(Records from a dataset)

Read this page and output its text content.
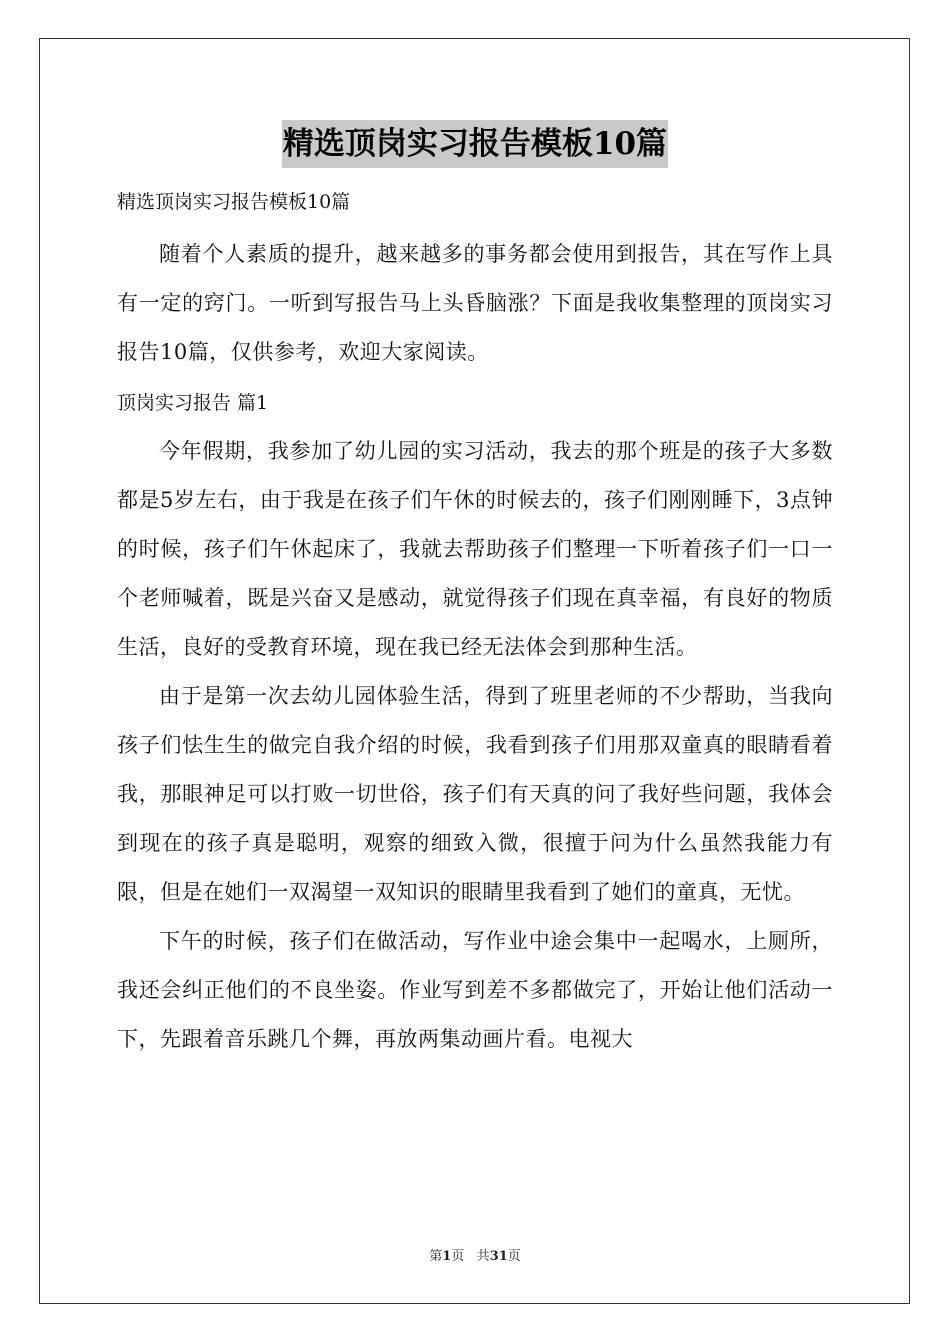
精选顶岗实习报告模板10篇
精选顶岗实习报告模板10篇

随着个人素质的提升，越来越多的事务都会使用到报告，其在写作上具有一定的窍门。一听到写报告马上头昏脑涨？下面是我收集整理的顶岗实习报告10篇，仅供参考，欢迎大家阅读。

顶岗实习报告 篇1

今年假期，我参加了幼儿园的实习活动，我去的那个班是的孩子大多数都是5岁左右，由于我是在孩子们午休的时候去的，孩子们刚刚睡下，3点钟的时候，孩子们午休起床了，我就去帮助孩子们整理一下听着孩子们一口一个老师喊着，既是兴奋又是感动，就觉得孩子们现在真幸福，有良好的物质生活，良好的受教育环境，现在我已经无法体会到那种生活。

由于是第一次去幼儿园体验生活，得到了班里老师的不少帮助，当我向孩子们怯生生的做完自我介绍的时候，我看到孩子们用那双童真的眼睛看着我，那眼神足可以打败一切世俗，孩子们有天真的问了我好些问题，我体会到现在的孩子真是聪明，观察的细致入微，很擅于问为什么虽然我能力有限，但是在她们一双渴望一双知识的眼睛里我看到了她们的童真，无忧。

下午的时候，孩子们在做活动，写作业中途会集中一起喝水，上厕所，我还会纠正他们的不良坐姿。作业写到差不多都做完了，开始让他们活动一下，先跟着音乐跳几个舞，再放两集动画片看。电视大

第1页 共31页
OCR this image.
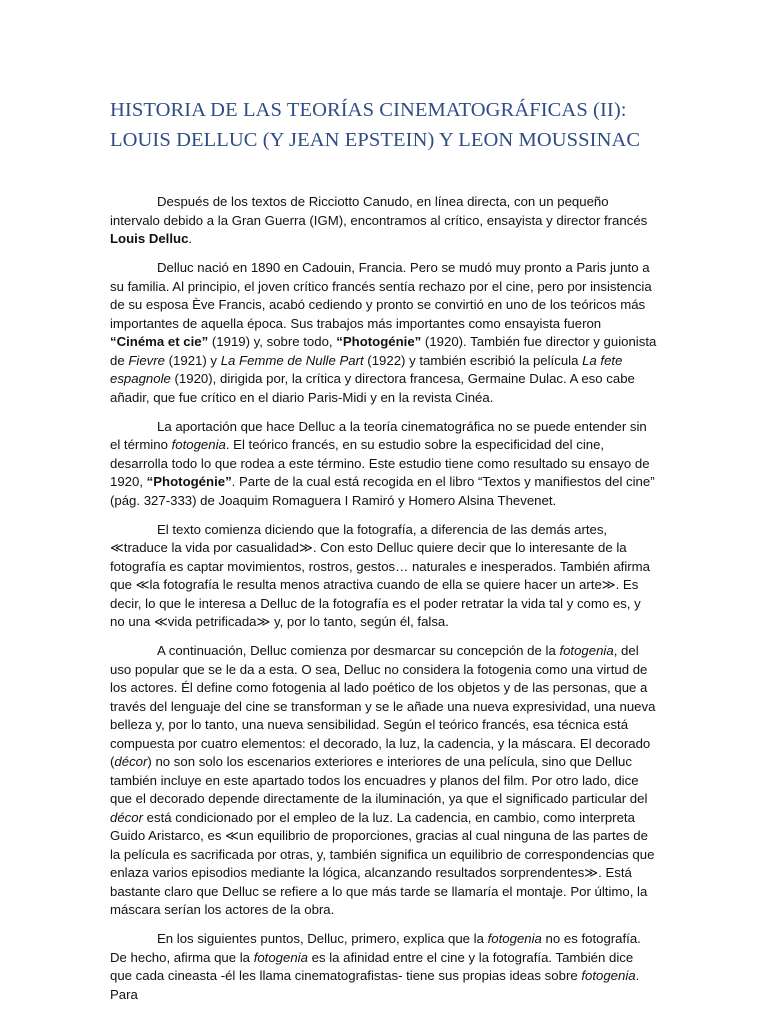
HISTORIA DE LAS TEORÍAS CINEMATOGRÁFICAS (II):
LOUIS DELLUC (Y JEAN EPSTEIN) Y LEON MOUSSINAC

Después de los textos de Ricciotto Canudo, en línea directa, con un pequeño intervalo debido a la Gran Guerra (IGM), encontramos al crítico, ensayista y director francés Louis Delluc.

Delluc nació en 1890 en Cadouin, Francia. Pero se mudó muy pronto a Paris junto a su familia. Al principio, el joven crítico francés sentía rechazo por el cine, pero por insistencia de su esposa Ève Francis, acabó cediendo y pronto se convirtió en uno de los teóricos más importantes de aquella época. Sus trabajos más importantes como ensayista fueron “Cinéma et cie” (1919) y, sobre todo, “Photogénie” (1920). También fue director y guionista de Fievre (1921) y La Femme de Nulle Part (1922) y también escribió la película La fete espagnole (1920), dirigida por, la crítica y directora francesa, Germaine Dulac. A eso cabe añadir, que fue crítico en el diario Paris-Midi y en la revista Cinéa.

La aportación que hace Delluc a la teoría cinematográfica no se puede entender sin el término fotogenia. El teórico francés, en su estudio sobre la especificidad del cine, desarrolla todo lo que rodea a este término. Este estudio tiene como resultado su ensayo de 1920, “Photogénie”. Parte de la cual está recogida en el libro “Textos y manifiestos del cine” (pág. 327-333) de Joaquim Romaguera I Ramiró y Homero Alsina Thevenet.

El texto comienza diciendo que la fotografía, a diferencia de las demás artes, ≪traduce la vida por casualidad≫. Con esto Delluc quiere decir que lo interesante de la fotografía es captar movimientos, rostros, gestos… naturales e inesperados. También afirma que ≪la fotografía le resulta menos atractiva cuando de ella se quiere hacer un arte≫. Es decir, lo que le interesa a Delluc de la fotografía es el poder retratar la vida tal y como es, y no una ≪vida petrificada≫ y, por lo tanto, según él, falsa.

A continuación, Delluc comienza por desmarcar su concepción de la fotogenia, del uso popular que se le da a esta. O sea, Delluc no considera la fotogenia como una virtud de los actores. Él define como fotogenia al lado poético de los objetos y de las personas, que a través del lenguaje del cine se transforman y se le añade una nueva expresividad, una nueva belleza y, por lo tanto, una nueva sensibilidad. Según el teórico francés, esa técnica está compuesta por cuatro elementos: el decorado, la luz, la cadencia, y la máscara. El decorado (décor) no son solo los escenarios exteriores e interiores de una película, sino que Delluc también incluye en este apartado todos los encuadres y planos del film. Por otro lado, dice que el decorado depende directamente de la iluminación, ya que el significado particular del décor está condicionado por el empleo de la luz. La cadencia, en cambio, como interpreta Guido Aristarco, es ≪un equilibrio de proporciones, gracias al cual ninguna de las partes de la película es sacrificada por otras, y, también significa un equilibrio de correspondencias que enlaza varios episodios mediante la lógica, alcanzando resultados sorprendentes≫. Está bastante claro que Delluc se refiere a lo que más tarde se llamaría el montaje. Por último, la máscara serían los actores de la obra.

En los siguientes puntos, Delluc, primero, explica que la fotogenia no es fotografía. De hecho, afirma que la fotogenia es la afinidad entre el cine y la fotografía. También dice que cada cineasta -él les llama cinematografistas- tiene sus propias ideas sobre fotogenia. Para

◆ What to produce: Reproduce the records verbatim, omitting all images they contain.

◆ Final answer:
Read this page and output its text content.
精选顶岗实习报告模板10篇
精选顶岗实习报告模板10篇

随着个人素质的提升，越来越多的事务都会使用到报告，其在写作上具有一定的窍门。一听到写报告马上头昏脑涨？下面是我收集整理的顶岗实习报告10篇，仅供参考，欢迎大家阅读。

顶岗实习报告 篇1

今年假期，我参加了幼儿园的实习活动，我去的那个班是的孩子大多数都是5岁左右，由于我是在孩子们午休的时候去的，孩子们刚刚睡下，3点钟的时候，孩子们午休起床了，我就去帮助孩子们整理一下听着孩子们一口一个老师喊着，既是兴奋又是感动，就觉得孩子们现在真幸福，有良好的物质生活，良好的受教育环境，现在我已经无法体会到那种生活。

由于是第一次去幼儿园体验生活，得到了班里老师的不少帮助，当我向孩子们怯生生的做完自我介绍的时候，我看到孩子们用那双童真的眼睛看着我，那眼神足可以打败一切世俗，孩子们有天真的问了我好些问题，我体会到现在的孩子真是聪明，观察的细致入微，很擅于问为什么虽然我能力有限，但是在她们一双渴望一双知识的眼睛里我看到了她们的童真，无忧。

下午的时候，孩子们在做活动，写作业中途会集中一起喝水，上厕所，我还会纠正他们的不良坐姿。作业写到差不多都做完了，开始让他们活动一下，先跟着音乐跳几个舞，再放两集动画片看。电视大

第1页 共31页
OCR this image.
HISTORIA DE LAS TEORÍAS CINEMATOGRÁFICAS (II):
LOUIS DELLUC (Y JEAN EPSTEIN) Y LEON MOUSSINAC

Después de los textos de Ricciotto Canudo, en línea directa, con un pequeño intervalo debido a la Gran Guerra (IGM), encontramos al crítico, ensayista y director francés Louis Delluc.

Delluc nació en 1890 en Cadouin, Francia. Pero se mudó muy pronto a Paris junto a su familia. Al principio, el joven crítico francés sentía rechazo por el cine, pero por insistencia de su esposa Ève Francis, acabó cediendo y pronto se convirtió en uno de los teóricos más importantes de aquella época. Sus trabajos más importantes como ensayista fueron “Cinéma et cie” (1919) y, sobre todo, “Photogénie” (1920). También fue director y guionista de Fievre (1921) y La Femme de Nulle Part (1922) y también escribió la película La fete espagnole (1920), dirigida por, la crítica y directora francesa, Germaine Dulac. A eso cabe añadir, que fue crítico en el diario Paris-Midi y en la revista Cinéa.

La aportación que hace Delluc a la teoría cinematográfica no se puede entender sin el término fotogenia. El teórico francés, en su estudio sobre la especificidad del cine, desarrolla todo lo que rodea a este término. Este estudio tiene como resultado su ensayo de 1920, “Photogénie”. Parte de la cual está recogida en el libro “Textos y manifiestos del cine” (pág. 327-333) de Joaquim Romaguera I Ramiró y Homero Alsina Thevenet.

El texto comienza diciendo que la fotografía, a diferencia de las demás artes, ≪traduce la vida por casualidad≫. Con esto Delluc quiere decir que lo interesante de la fotografía es captar movimientos, rostros, gestos… naturales e inesperados. También afirma que ≪la fotografía le resulta menos atractiva cuando de ella se quiere hacer un arte≫. Es decir, lo que le interesa a Delluc de la fotografía es el poder retratar la vida tal y como es, y no una ≪vida petrificada≫ y, por lo tanto, según él, falsa.

A continuación, Delluc comienza por desmarcar su concepción de la fotogenia, del uso popular que se le da a esta. O sea, Delluc no considera la fotogenia como una virtud de los actores. Él define como fotogenia al lado poético de los objetos y de las personas, que a través del lenguaje del cine se transforman y se le añade una nueva expresividad, una nueva belleza y, por lo tanto, una nueva sensibilidad. Según el teórico francés, esa técnica está compuesta por cuatro elementos: el decorado, la luz, la cadencia, y la máscara. El decorado (décor) no son solo los escenarios exteriores e interiores de una película, sino que Delluc también incluye en este apartado todos los encuadres y planos del film. Por otro lado, dice que el decorado depende directamente de la iluminación, ya que el significado particular del décor está condicionado por el empleo de la luz. La cadencia, en cambio, como interpreta Guido Aristarco, es ≪un equilibrio de proporciones, gracias al cual ninguna de las partes de la película es sacrificada por otras, y, también significa un equilibrio de correspondencias que enlaza varios episodios mediante la lógica, alcanzando resultados sorprendentes≫. Está bastante claro que Delluc se refiere a lo que más tarde se llamaría el montaje. Por último, la máscara serían los actores de la obra.

En los siguientes puntos, Delluc, primero, explica que la fotogenia no es fotografía. De hecho, afirma que la fotogenia es la afinidad entre el cine y la fotografía. También dice que cada cineasta -él les llama cinematografistas- tiene sus propias ideas sobre fotogenia. Para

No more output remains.